• [EXERCISE DETAILS] Review the lines that follow and copy each one that contains the word "right".

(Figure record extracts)
━━━━━━━━━━━━━━━━
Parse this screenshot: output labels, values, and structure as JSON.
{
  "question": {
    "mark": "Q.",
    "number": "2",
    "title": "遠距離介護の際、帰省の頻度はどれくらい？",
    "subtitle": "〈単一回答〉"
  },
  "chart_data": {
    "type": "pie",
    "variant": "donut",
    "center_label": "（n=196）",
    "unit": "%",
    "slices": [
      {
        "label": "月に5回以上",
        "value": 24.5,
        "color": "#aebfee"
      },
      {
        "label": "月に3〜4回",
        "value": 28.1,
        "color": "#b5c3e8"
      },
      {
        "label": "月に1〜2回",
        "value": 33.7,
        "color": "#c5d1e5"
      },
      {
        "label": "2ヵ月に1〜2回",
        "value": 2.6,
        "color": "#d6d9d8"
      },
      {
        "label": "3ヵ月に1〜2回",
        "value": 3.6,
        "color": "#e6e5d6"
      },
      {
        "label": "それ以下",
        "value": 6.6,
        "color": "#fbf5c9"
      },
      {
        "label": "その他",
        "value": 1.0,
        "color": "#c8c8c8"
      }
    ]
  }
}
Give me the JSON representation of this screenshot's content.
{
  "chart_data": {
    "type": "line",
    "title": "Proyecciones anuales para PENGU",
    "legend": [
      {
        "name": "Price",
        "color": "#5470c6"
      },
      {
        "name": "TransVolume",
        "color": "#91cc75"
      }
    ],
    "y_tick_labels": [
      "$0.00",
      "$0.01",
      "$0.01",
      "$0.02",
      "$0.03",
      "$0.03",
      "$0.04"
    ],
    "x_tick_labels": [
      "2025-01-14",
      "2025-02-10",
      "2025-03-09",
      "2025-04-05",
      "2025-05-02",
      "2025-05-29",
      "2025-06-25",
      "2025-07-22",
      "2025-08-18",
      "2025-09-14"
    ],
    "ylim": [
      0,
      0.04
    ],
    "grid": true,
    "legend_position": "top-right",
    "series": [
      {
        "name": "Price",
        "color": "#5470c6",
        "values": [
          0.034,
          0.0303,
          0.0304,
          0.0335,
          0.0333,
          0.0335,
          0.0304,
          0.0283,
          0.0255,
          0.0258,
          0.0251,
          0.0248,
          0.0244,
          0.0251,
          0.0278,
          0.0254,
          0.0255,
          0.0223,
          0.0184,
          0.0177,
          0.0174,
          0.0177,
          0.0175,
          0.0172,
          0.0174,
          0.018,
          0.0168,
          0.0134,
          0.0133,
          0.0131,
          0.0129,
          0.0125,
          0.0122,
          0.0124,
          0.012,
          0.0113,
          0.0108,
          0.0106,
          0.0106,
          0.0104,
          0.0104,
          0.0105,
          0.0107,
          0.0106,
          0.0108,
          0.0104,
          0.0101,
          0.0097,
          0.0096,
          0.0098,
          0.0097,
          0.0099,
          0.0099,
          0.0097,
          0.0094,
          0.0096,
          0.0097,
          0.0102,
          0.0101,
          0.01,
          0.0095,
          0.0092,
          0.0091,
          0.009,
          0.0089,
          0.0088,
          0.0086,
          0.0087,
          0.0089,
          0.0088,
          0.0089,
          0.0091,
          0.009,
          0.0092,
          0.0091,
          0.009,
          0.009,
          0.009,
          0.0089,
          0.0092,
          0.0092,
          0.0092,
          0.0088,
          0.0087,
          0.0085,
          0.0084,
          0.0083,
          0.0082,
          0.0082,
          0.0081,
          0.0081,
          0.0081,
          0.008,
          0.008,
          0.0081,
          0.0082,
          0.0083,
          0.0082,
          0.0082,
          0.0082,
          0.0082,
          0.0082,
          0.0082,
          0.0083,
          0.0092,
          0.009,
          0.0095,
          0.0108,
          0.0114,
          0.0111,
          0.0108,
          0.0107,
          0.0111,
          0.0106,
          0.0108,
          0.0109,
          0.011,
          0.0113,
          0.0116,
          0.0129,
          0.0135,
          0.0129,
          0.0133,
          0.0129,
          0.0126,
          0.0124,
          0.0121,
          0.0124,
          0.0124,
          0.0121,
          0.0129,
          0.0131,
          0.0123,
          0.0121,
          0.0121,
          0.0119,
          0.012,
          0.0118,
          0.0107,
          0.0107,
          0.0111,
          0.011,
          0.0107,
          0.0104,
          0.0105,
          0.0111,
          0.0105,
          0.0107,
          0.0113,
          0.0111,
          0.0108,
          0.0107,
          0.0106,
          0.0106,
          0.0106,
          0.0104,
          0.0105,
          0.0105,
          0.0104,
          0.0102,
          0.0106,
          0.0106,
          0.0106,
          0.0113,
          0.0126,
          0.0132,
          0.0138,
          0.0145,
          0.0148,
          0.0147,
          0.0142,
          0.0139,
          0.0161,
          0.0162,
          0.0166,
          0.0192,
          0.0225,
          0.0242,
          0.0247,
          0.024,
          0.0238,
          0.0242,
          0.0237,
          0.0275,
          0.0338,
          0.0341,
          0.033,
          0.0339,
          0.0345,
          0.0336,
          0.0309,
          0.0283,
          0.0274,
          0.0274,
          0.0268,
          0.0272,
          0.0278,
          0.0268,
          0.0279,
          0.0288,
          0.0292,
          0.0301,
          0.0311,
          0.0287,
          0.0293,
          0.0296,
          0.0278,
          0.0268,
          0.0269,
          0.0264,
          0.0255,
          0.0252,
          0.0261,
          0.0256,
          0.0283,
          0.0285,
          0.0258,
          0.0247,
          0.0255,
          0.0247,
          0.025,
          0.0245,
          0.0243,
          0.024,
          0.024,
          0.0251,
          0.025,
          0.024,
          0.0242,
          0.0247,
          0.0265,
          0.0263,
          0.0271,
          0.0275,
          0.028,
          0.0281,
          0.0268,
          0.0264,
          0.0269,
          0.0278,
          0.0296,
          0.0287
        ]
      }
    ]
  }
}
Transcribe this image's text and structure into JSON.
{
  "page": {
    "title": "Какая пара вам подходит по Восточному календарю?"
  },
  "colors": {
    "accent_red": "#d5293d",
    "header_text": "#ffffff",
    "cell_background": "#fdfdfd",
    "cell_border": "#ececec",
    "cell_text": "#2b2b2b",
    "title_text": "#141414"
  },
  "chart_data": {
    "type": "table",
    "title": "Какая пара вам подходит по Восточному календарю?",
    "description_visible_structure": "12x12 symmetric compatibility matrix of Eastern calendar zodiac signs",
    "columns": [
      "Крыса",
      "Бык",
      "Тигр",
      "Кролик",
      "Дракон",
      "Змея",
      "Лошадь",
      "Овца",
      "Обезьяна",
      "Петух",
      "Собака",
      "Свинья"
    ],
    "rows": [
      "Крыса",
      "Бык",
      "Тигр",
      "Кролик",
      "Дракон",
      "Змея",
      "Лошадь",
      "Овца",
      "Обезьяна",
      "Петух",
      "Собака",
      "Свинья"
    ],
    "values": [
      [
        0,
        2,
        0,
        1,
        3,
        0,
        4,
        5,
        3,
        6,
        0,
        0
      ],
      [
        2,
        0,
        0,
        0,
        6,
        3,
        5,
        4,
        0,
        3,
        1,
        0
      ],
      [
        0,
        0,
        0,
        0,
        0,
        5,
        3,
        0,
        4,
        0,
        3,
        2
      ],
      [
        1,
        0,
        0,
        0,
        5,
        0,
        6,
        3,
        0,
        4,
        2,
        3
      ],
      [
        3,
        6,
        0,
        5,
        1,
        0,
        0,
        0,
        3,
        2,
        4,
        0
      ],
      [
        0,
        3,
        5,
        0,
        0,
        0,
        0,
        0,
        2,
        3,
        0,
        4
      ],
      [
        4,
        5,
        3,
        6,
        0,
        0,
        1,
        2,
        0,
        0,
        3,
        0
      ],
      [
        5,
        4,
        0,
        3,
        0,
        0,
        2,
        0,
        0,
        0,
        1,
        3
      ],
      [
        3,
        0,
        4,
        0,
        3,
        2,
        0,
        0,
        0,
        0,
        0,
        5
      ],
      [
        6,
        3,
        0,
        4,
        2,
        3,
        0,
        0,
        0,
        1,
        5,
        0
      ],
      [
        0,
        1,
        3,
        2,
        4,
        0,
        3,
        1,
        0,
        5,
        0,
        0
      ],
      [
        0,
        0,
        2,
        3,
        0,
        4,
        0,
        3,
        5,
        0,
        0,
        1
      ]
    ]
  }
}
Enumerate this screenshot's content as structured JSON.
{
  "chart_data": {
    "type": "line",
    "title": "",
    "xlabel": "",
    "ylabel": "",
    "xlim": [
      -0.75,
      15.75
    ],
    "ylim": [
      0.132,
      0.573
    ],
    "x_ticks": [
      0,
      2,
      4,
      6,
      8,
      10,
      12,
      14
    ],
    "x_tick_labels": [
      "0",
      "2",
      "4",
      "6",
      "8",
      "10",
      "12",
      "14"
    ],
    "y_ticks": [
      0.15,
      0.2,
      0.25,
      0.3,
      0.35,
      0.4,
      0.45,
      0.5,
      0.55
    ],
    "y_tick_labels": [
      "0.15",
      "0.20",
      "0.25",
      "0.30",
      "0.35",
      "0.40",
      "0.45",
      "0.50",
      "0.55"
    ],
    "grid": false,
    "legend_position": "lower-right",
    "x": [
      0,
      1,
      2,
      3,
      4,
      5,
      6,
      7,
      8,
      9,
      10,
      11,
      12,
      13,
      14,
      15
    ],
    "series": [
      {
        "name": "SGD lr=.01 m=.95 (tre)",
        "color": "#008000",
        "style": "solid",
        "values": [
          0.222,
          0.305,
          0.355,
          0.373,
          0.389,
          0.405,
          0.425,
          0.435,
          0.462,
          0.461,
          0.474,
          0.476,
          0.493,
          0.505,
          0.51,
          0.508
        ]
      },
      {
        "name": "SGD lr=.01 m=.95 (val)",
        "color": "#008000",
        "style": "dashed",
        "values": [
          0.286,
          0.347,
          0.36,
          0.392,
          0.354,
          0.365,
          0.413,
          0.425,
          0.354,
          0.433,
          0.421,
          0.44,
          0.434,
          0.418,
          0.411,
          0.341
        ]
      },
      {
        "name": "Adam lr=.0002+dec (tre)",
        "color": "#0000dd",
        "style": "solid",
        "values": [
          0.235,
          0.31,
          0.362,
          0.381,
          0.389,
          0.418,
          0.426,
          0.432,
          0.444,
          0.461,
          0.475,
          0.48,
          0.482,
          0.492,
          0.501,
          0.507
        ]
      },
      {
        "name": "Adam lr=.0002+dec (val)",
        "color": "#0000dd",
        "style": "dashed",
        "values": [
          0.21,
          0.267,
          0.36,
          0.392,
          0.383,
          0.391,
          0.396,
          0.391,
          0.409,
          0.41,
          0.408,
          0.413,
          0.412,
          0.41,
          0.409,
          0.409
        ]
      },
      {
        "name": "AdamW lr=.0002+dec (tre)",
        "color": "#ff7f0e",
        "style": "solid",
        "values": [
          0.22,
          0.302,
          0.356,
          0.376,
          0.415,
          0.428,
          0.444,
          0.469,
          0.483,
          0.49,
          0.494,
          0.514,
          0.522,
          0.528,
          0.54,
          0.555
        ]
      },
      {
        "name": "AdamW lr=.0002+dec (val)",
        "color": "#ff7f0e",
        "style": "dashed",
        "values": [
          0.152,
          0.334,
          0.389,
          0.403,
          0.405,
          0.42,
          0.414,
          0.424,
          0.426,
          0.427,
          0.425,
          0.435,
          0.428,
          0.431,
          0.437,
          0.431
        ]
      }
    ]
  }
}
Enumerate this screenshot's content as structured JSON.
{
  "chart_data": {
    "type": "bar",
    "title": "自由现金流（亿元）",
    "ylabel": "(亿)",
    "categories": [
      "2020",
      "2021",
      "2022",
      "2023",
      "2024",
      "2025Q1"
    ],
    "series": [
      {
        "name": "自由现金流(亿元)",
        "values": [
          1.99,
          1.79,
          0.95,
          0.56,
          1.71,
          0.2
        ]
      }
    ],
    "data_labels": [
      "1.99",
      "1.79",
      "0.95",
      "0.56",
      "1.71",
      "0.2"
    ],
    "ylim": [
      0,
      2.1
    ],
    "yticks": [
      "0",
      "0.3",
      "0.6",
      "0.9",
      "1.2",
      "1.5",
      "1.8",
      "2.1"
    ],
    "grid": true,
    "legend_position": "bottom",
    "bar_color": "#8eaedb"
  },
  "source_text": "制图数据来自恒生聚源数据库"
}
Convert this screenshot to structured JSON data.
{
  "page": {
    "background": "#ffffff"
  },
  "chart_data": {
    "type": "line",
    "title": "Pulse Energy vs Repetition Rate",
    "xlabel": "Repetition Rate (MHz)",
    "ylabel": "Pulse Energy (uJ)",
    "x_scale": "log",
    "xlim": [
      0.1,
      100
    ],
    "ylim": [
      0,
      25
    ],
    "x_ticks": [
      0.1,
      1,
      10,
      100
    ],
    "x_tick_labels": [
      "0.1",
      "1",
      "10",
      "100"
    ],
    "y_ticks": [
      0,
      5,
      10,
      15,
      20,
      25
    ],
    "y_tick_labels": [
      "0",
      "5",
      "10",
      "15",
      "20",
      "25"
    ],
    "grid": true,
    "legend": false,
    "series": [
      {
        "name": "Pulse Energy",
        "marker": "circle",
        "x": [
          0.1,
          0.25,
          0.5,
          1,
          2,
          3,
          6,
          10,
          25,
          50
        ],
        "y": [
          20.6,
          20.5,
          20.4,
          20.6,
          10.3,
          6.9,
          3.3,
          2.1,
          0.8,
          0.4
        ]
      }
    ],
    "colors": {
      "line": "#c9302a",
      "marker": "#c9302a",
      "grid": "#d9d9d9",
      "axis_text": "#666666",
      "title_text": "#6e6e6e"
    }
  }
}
━━━━━━━━━━━━━━━━
• [COMPLETE RESPONSE]
    "legend_position": "top-right",
    "legend_position": "lower-right",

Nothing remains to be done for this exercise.